##### SELECTED PASSAGE

What about the police officers attending
    workshops and being told when they get there that they can’t tell their full
    story because some people present might get angry?

    I and many others have experienced a viciousness and darkness
    within the peace-building world that many would say only exited and lived
    within the world of the paramilitaries.

    What about those involved in peace-building simply because it is
    expedient or those who still believe in the use of violence if it is necessary;
    they say all the right things but there has been no transformation of the
    heart, no desire to engage with the other beyond the job. Or as I already
    indicated those who are happy to roll out the ex-prisoner to give a wee talk
    here and there, looks and sounds great for funding but don’t want them to be a
    part of the organisation. 

    What about those ‘peace-builders’ that attend their cross
    community events and no sooner leave the event head back to their ‘own camp’
    and totally rubbish what took place, yet they add the experience to a glowing
    report of their valuable, meaningful encounter.

    What about those who carry out evaluations and bury any
    questionable or disturbing findings to make sure they produce just the right
    kind of evaluation they know is expected of them and thus ensure future work.
     There is a difference between something not going according to plan or
    learning from mistakes; and we all make them, how could we not, peace-building
    by its very nature requires a high degree of risk. I’m talking about a
    fabricated reflection, a limited (if any) analysis of what really took place
    and the outcome being set before the evaluation began.

    What of those evaluators with integrity who do expose what they
    find in their evaluation only to have it buried by the management so it doesn’t
    see the light of day. 

    If all these types of issues are what is meant by a lack of
    ‘authentic’ reconciliation – then please say that, be more specific, and then
    an authentic discussion of the issue can take place.
There are many more
    examples of the ‘Dark Side’ of peace-building that I am told on a regular
    basis.

    Barney Rowan is right, as are others when they talk about the
    conflict being about more than Loyalist and Republican combatants and
    prisoners, but again, it is time to be more specific.

    We need to challenge and move beyond the sound-bite culture that
    is being forced down our throats in order to create sensational headlines,
    debates and shallow analysis that generates more heat than light, that
    reinforces prejudice and stereotypes and strokes the ego of the media world in
    general. One thing we sorely lack is a quality TV or radio programme that
    allows for in-depth dialogue and analysis that is not about simply trying to
    catch people out or play people of against each other for entertainment
    purposes.

    I am all too aware of my own lack of courage, my own prejudice
    that constantly raises its ugly head, of the darkness that lives within. Of the
    need for deeper understanding and honesty, and how often I fall short of the
    promise I made to myself in prison; to always try to be true to myself, to
    think for myself and to never again allow others to do my thinking for me or to
    tell me what to believe. However, I do know that I could not have changed
    without the help of others, and I still need the help of others to be in
    relationship with those I am most familiar with, and those I would not
    naturally choose to be in relationship with. I need those I would have called
    the enemy and even hatred if I am ever going to truly understand my experience
    of the conflict and what really took place here; that is not easy, in fact it
    is exhausting, but it is also liberating and valuable.

##########

# INSTRUCTION A
Rewrite the stretch of the peace-building passage from "What of those" through "be more specific.", swapping "management" for "board".
# INSTRUCTION B
Summarize the passage on peace-building in two sentences.
# INSTRUCTION C
Carry on the passage on peace-building from where it stops.

##### INFORMATION GIVEN

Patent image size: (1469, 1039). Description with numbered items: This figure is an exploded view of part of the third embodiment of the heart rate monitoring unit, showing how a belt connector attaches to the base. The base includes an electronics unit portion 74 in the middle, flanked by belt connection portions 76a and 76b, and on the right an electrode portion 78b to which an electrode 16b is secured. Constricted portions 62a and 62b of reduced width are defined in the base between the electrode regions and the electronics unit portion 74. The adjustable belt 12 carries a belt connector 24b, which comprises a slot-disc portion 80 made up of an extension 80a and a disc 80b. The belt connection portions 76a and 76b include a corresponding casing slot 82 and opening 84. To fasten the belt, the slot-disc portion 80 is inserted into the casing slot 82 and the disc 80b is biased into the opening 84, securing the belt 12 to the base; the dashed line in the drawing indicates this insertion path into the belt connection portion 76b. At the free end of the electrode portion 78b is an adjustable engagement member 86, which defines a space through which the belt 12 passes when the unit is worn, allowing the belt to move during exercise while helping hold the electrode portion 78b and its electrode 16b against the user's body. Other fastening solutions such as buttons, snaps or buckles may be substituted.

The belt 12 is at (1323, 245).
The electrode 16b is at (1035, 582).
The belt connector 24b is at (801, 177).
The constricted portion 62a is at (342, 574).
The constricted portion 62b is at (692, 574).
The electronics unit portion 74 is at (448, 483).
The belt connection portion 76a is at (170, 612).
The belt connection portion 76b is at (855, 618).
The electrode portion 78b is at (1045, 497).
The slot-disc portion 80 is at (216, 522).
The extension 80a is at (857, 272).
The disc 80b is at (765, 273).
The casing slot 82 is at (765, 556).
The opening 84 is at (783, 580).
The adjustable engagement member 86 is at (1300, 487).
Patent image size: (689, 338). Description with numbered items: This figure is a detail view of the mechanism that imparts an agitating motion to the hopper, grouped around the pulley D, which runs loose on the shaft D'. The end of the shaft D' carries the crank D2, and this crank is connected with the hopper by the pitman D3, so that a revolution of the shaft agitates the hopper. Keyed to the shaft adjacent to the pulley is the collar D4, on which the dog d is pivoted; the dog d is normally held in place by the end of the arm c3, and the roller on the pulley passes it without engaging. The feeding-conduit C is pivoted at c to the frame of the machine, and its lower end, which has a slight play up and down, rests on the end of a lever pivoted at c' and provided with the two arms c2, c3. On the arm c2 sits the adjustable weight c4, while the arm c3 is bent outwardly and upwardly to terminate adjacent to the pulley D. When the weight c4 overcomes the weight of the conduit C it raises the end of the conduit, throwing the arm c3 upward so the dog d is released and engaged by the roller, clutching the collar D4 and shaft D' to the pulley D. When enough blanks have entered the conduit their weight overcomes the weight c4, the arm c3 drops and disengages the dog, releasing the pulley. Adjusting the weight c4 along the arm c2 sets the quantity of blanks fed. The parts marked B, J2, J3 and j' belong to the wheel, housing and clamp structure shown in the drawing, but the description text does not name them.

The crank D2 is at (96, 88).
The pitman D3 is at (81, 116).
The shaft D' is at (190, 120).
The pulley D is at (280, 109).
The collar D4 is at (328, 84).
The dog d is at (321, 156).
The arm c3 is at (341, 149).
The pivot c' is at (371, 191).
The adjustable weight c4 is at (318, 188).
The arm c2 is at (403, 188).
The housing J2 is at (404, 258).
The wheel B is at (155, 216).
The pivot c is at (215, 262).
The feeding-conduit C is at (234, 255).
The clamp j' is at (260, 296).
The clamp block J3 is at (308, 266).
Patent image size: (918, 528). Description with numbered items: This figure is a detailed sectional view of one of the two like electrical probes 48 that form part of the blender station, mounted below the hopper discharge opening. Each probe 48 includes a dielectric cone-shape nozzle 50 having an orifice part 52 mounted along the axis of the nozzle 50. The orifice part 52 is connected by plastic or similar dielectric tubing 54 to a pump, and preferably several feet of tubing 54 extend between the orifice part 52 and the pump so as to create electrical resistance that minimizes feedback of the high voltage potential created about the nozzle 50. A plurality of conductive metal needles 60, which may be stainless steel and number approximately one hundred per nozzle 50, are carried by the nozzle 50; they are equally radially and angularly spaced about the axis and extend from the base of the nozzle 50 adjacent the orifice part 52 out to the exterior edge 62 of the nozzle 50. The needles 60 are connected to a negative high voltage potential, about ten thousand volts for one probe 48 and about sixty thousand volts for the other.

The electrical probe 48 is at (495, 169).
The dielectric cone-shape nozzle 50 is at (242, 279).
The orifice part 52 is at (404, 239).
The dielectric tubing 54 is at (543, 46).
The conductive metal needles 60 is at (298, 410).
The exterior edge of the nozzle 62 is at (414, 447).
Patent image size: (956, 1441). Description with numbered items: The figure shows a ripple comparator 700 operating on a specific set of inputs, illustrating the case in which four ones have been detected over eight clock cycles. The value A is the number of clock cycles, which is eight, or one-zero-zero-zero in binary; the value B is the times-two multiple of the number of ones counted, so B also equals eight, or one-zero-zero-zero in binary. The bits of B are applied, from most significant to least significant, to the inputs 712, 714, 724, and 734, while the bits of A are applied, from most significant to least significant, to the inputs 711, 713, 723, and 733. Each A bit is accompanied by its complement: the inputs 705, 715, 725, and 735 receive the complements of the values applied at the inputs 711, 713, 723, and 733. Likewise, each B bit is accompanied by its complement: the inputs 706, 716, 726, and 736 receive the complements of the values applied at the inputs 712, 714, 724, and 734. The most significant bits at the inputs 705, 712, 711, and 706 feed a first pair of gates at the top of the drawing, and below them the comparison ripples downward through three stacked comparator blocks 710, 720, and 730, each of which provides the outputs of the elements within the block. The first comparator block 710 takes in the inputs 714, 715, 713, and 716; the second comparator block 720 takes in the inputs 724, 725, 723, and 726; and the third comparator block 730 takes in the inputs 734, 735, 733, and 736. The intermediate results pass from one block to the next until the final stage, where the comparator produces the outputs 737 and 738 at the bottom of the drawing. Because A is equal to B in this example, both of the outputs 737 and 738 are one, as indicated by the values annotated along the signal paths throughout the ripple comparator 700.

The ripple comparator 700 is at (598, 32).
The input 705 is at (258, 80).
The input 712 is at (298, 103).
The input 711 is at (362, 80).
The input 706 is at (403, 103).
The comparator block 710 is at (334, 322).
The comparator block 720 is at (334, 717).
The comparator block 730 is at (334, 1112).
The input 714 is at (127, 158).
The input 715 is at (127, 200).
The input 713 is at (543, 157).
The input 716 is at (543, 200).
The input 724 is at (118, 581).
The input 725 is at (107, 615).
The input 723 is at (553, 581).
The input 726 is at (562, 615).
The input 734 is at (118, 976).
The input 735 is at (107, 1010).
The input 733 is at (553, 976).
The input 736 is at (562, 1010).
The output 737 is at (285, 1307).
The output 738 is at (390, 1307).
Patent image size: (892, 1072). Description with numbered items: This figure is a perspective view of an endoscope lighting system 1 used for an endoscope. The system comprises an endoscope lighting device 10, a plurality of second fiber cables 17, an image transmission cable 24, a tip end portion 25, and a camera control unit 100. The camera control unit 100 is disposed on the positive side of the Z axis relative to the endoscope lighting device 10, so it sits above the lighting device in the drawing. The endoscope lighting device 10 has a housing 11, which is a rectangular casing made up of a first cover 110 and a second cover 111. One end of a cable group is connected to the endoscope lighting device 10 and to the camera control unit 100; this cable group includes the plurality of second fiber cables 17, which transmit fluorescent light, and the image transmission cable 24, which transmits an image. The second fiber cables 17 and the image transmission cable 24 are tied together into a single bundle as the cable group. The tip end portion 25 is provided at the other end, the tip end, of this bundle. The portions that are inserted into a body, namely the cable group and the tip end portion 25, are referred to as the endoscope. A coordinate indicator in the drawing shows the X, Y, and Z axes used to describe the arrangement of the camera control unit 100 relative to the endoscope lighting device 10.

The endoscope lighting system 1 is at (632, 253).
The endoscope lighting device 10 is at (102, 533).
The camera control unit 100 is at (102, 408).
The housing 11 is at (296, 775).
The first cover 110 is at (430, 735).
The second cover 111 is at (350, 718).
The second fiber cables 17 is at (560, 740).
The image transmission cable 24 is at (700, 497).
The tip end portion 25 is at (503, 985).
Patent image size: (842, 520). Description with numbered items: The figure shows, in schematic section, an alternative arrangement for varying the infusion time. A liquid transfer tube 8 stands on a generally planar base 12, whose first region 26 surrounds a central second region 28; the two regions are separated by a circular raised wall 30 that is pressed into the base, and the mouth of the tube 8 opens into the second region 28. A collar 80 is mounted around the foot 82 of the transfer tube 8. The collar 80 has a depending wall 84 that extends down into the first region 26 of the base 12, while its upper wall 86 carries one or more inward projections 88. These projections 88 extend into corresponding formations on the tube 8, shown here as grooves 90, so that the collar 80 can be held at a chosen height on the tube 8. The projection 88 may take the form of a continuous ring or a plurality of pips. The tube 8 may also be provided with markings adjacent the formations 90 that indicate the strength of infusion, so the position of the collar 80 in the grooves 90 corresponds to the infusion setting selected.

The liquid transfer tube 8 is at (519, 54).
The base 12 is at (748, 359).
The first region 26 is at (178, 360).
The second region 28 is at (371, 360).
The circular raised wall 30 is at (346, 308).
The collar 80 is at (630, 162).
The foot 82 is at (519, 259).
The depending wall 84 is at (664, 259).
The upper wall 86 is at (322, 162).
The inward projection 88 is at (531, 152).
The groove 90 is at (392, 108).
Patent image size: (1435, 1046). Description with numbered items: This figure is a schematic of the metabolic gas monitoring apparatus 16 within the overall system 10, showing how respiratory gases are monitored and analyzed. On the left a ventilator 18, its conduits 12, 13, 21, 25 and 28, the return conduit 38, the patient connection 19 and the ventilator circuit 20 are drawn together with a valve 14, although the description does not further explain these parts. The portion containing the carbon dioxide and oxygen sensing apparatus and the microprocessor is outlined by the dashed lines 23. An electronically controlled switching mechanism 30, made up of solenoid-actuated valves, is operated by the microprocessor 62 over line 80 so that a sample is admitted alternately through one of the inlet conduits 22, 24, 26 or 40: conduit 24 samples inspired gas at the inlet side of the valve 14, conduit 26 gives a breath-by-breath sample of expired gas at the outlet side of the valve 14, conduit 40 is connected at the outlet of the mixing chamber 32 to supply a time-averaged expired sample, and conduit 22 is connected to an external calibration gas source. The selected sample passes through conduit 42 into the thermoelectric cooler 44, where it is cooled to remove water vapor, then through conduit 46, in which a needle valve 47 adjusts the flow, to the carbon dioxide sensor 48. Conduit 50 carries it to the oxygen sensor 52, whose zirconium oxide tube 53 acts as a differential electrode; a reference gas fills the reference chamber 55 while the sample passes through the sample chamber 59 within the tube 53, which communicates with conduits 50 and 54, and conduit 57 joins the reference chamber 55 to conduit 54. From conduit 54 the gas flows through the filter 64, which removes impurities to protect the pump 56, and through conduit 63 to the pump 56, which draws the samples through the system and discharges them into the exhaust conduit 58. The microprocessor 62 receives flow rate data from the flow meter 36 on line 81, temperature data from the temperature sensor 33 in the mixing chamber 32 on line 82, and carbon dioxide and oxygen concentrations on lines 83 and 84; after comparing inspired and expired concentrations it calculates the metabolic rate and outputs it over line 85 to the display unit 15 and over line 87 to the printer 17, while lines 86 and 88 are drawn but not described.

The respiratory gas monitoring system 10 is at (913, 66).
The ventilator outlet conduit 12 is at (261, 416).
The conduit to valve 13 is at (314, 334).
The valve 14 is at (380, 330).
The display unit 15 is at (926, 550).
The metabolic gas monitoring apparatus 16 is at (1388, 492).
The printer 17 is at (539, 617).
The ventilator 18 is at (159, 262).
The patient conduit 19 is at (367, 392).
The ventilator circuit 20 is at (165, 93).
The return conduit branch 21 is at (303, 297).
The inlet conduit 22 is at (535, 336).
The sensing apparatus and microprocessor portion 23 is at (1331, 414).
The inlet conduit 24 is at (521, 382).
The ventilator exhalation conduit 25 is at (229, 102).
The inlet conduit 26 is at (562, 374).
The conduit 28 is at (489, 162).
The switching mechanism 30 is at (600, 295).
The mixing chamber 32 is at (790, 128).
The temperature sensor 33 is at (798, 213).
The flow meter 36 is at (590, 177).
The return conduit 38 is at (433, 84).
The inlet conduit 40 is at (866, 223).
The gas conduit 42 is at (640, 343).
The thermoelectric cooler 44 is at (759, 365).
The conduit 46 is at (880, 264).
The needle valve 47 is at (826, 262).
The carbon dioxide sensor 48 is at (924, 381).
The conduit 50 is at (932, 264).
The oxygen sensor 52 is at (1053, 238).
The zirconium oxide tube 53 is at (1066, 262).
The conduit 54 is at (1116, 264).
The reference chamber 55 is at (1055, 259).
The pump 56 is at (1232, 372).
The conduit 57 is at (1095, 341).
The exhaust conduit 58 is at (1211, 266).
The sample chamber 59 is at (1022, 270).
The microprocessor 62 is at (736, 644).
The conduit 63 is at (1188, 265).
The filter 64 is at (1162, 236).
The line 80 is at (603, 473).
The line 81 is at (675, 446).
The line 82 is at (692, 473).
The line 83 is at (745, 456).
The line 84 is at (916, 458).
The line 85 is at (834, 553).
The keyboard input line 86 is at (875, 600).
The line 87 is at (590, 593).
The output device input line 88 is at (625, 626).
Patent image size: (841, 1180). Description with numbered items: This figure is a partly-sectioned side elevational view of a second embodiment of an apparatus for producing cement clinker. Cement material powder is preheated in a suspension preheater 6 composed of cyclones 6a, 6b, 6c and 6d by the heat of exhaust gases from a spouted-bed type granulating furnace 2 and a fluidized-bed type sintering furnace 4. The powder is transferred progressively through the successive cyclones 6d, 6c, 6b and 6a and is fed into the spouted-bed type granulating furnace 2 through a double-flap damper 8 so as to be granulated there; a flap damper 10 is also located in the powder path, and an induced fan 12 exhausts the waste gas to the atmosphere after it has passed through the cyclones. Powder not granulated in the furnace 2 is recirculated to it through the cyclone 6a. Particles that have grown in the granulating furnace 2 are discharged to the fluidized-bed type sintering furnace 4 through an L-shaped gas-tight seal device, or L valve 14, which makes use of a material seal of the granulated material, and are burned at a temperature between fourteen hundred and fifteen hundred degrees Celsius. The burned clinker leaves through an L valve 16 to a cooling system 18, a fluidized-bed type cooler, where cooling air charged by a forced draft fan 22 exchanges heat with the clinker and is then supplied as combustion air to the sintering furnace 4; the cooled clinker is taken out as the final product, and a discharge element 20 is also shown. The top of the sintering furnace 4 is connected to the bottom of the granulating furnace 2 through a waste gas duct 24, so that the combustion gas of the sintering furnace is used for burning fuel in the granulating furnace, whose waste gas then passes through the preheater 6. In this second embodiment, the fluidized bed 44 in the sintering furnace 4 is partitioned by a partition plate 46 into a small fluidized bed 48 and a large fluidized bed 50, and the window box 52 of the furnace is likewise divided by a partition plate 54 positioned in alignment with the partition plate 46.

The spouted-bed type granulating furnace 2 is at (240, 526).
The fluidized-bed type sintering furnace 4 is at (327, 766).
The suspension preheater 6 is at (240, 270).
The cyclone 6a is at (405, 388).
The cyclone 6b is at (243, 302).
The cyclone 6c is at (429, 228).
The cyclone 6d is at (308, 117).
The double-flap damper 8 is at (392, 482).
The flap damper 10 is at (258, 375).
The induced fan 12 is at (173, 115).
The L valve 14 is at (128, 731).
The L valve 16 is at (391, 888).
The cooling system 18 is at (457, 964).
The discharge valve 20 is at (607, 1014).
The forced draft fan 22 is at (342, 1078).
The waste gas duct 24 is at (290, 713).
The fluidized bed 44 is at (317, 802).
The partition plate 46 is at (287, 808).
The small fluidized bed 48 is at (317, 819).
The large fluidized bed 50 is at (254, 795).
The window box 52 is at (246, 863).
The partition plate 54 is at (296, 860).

##########

# WRITTEN RESPONSE A
What of those evaluators with integrity who do expose what they
    find in their evaluation only to have it buried by the board so it doesn’t
    see the light of day. 

    If all these types of issues are what is meant by a lack of
    ‘authentic’ reconciliation – then please say that, be more specific, and then
    an authentic discussion of the issue can take place.
There are many more
    examples of the ‘Dark Side’ of peace-building that I am told on a regular
    basis.

    Barney Rowan is right, as are others when they talk about the
    conflict being about more than Loyalist and Republican combatants and
    prisoners, but again, it is time to be more specific.

# WRITTEN RESPONSE B
The writer describes a "Dark Side" of peace-building: people who take part only because it is expedient, who rubbish cross-community events once back in their own camp, and who bury or fabricate evaluation findings. The writer asks for more specific talk about what a lack of authentic reconciliation means, calls for moving beyond the sound-bite culture of the media, and says that truly understanding the conflict requires the help of others, including those once called the enemy.

# WRITTEN RESPONSE C
    There are those who talk of dealing with the past and ‘Truth’
    recovery or information process but there are many who are less interested in talking
    about the things I refer to above like when I refer to the teachers or church
    elders or the Unionist politicians. I here it often from the TV and radio
    presenters “your going away into the past times have changed but when it
    comes to paramilitariesformer prisoners it is often a different attitude. If
    we are going to ‘deal with the past’ whatever that means then it will have to
    go to places that few will be comfortable with and many might want to stop
    along the way.

    So I wonder where this call for ‘authentic’ reconciliation will
    take usme, I wonder if those engaged will want to sweep it all under the rug,
    maybe too many people have too much to lose, reputations, jobs, friends, egos
    being dented, maybe we won’t like what we find and we will want to bury it or
    rewrite it.
It is difficult to engage in conversation about ‘authentic’
    reconciliation as Declan Kearney called for, and now Harold Good and others
    seem to have picked up and run with without much of an attempt to explain what
    they mean. I know one thing for sure, when I did challenge some of the comments
    being made it wasn’t well received at the time in fact it was avoided as I
    notice other challenging comments were, like Jackie McDonald’s to Alex Kane
    regarding where all the ‘bad people’ come from and where all the blame should
    be placed.

    If we can’t have an ‘authentic’ discussion on this forum, by
    going into detail and depth, being more specific, responding to and exploring
    the challenges and questions raised, then what hope do we have of understanding
    and really experiencing ‘authentic’ reconciliation.
Unless of course we buy
    into the strange notion of contributing to a blog and then saying that this is
    not the place to discuss these deeper matters we need to hold those
    conversations in private. I don’t buy that excuse, feels a bit too much like
    control, and although it’s claimed some conversations, questions are too
    sensitive to be so open. I understand that often needs to be the case in
    sensitive and delicate negotiations but this is supposed to about engaging more
    people and ‘New Conversation’ that break us out of the ‘Old Ways’ not following
    other peoples’ agenda where everything needs to be choreographed for maximum
    effect.

    Alistair Little. 

  3. Never heard of Rev Lesley Carroll before the weekend, but having read her thoughts above, I would suggest her beliefs on reconciliation should be framed and on the desk of all of our politicians as a guide.
    As for Alistair Little’s contribution, my kindest thought would be – waste of effort. Suggest you do 100 lines of Rev Carroll’s tome.

    • Alistair Little on

      I agree with you Sherdy, there is a lot of value in what Rev Lesley Carroll has said.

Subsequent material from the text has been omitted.